What to do =>
Output the entries below exactly as written, omitting pictures.

Exercise materials =>
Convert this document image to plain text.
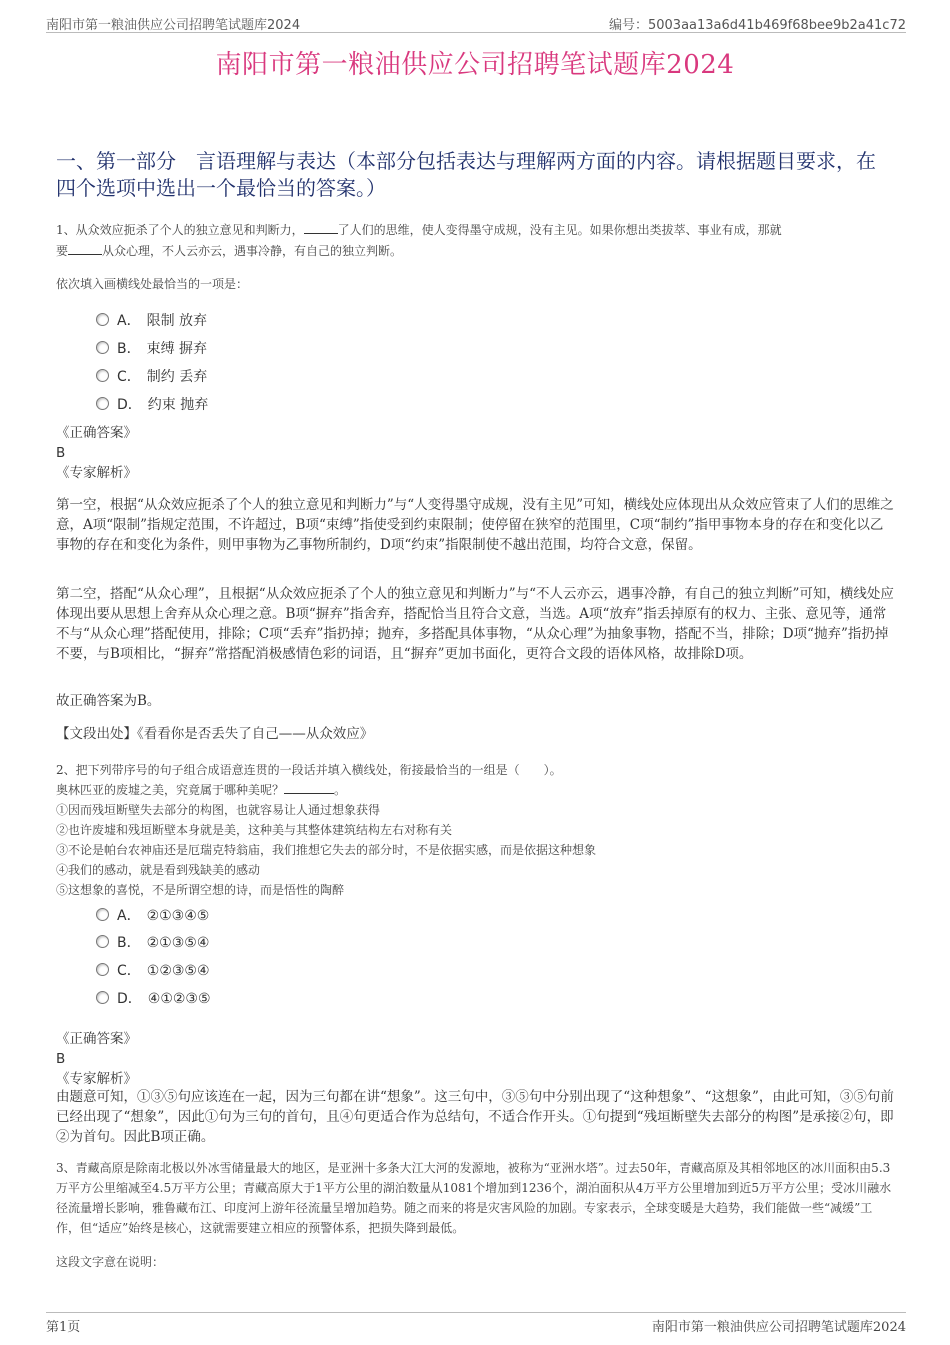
南阳市第一粮油供应公司招聘笔试题库2024	编号：5003aa13a6d41b469f68bee9b2a41c72
南阳市第一粮油供应公司招聘笔试题库2024
一、第一部分　言语理解与表达（本部分包括表达与理解两方面的内容。请根据题目要求，在四个选项中选出一个最恰当的答案。）
1、从众效应扼杀了个人的独立意见和判断力，	了人们的思维，使人变得墨守成规，没有主见。如果你想出类拔萃、事业有成，那就
要	从众心理，不人云亦云，遇事冷静，有自己的独立判断。
依次填入画横线处最恰当的一项是：
A． 限制 放弃
B． 束缚 摒弃
C． 制约 丢弃
D． 约束 抛弃
《正确答案》
B
《专家解析》
第一空，根据“从众效应扼杀了个人的独立意见和判断力”与“人变得墨守成规，没有主见”可知，横线处应体现出从众效应管束了人们的思维之意，A项“限制”指规定范围，不许超过，B项“束缚”指使受到约束限制；使停留在狭窄的范围里，C项“制约”指甲事物本身的存在和变化以乙事物的存在和变化为条件，则甲事物为乙事物所制约，D项“约束”指限制使不越出范围，均符合文意，保留。
第二空，搭配“从众心理”，且根据“从众效应扼杀了个人的独立意见和判断力”与“不人云亦云，遇事冷静，有自己的独立判断”可知，横线处应体现出要从思想上舍弃从众心理之意。B项“摒弃”指舍弃，搭配恰当且符合文意，当选。A项“放弃”指丢掉原有的权力、主张、意见等，通常不与“从众心理”搭配使用，排除；C项“丢弃”指扔掉；抛弃，多搭配具体事物，“从众心理”为抽象事物，搭配不当，排除；D项“抛弃”指扔掉不要，与B项相比，“摒弃”常搭配消极感情色彩的词语，且“摒弃”更加书面化，更符合文段的语体风格，故排除D项。
故正确答案为B。
【文段出处】《看看你是否丢失了自己——从众效应》
2、把下列带序号的句子组合成语意连贯的一段话并填入横线处，衔接最恰当的一组是（　　）。
奥林匹亚的废墟之美，究竟属于哪种美呢？	。
①因而残垣断壁失去部分的构图，也就容易让人通过想象获得
②也许废墟和残垣断壁本身就是美，这种美与其整体建筑结构左右对称有关
③不论是帕台农神庙还是厄瑞克特翁庙，我们推想它失去的部分时，不是依据实感，而是依据这种想象
④我们的感动，就是看到残缺美的感动
⑤这想象的喜悦，不是所谓空想的诗，而是悟性的陶醉
A． ②①③④⑤
B． ②①③⑤④
C． ①②③⑤④
D． ④①②③⑤
《正确答案》
B
《专家解析》
由题意可知，①③⑤句应该连在一起，因为三句都在讲“想象”。这三句中，③⑤句中分别出现了“这种想象”、“这想象”，由此可知，③⑤句前已经出现了“想象”，因此①句为三句的首句，且④句更适合作为总结句，不适合作开头。①句提到“残垣断壁失去部分的构图”是承接②句，即②为首句。因此B项正确。
3、青藏高原是除南北极以外冰雪储量最大的地区，是亚洲十多条大江大河的发源地，被称为“亚洲水塔”。过去50年，青藏高原及其相邻地区的冰川面积由5.3万平方公里缩减至4.5万平方公里；青藏高原大于1平方公里的湖泊数量从1081个增加到1236个，湖泊面积从4万平方公里增加到近5万平方公里；受冰川融水径流量增长影响，雅鲁藏布江、印度河上游年径流量呈增加趋势。随之而来的将是灾害风险的加剧。专家表示，全球变暖是大趋势，我们能做一些“减缓”工作，但“适应”始终是核心，这就需要建立相应的预警体系，把损失降到最低。
这段文字意在说明：
第1页	南阳市第一粮油供应公司招聘笔试题库2024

Output for this exercise =>
Convert this document image to plain text.
南阳市第一粮油供应公司招聘笔试题库2024	编号：5003aa13a6d41b469f68bee9b2a41c72
南阳市第一粮油供应公司招聘笔试题库2024
一、第一部分　言语理解与表达（本部分包括表达与理解两方面的内容。请根据题目要求，在四个选项中选出一个最恰当的答案。）
1、从众效应扼杀了个人的独立意见和判断力，	了人们的思维，使人变得墨守成规，没有主见。如果你想出类拔萃、事业有成，那就
要	从众心理，不人云亦云，遇事冷静，有自己的独立判断。
依次填入画横线处最恰当的一项是：
A． 限制 放弃
B． 束缚 摒弃
C． 制约 丢弃
D． 约束 抛弃
《正确答案》
B
《专家解析》
第一空，根据“从众效应扼杀了个人的独立意见和判断力”与“人变得墨守成规，没有主见”可知，横线处应体现出从众效应管束了人们的思维之意，A项“限制”指规定范围，不许超过，B项“束缚”指使受到约束限制；使停留在狭窄的范围里，C项“制约”指甲事物本身的存在和变化以乙事物的存在和变化为条件，则甲事物为乙事物所制约，D项“约束”指限制使不越出范围，均符合文意，保留。
第二空，搭配“从众心理”，且根据“从众效应扼杀了个人的独立意见和判断力”与“不人云亦云，遇事冷静，有自己的独立判断”可知，横线处应体现出要从思想上舍弃从众心理之意。B项“摒弃”指舍弃，搭配恰当且符合文意，当选。A项“放弃”指丢掉原有的权力、主张、意见等，通常不与“从众心理”搭配使用，排除；C项“丢弃”指扔掉；抛弃，多搭配具体事物，“从众心理”为抽象事物，搭配不当，排除；D项“抛弃”指扔掉不要，与B项相比，“摒弃”常搭配消极感情色彩的词语，且“摒弃”更加书面化，更符合文段的语体风格，故排除D项。
故正确答案为B。
【文段出处】《看看你是否丢失了自己——从众效应》
2、把下列带序号的句子组合成语意连贯的一段话并填入横线处，衔接最恰当的一组是（　　）。
奥林匹亚的废墟之美，究竟属于哪种美呢？	。
①因而残垣断壁失去部分的构图，也就容易让人通过想象获得
②也许废墟和残垣断壁本身就是美，这种美与其整体建筑结构左右对称有关
③不论是帕台农神庙还是厄瑞克特翁庙，我们推想它失去的部分时，不是依据实感，而是依据这种想象
④我们的感动，就是看到残缺美的感动
⑤这想象的喜悦，不是所谓空想的诗，而是悟性的陶醉
A． ②①③④⑤
B． ②①③⑤④
C． ①②③⑤④
D． ④①②③⑤
《正确答案》
B
《专家解析》
由题意可知，①③⑤句应该连在一起，因为三句都在讲“想象”。这三句中，③⑤句中分别出现了“这种想象”、“这想象”，由此可知，③⑤句前已经出现了“想象”，因此①句为三句的首句，且④句更适合作为总结句，不适合作开头。①句提到“残垣断壁失去部分的构图”是承接②句，即②为首句。因此B项正确。
3、青藏高原是除南北极以外冰雪储量最大的地区，是亚洲十多条大江大河的发源地，被称为“亚洲水塔”。过去50年，青藏高原及其相邻地区的冰川面积由5.3万平方公里缩减至4.5万平方公里；青藏高原大于1平方公里的湖泊数量从1081个增加到1236个，湖泊面积从4万平方公里增加到近5万平方公里；受冰川融水径流量增长影响，雅鲁藏布江、印度河上游年径流量呈增加趋势。随之而来的将是灾害风险的加剧。专家表示，全球变暖是大趋势，我们能做一些“减缓”工作，但“适应”始终是核心，这就需要建立相应的预警体系，把损失降到最低。
这段文字意在说明：
第1页	南阳市第一粮油供应公司招聘笔试题库2024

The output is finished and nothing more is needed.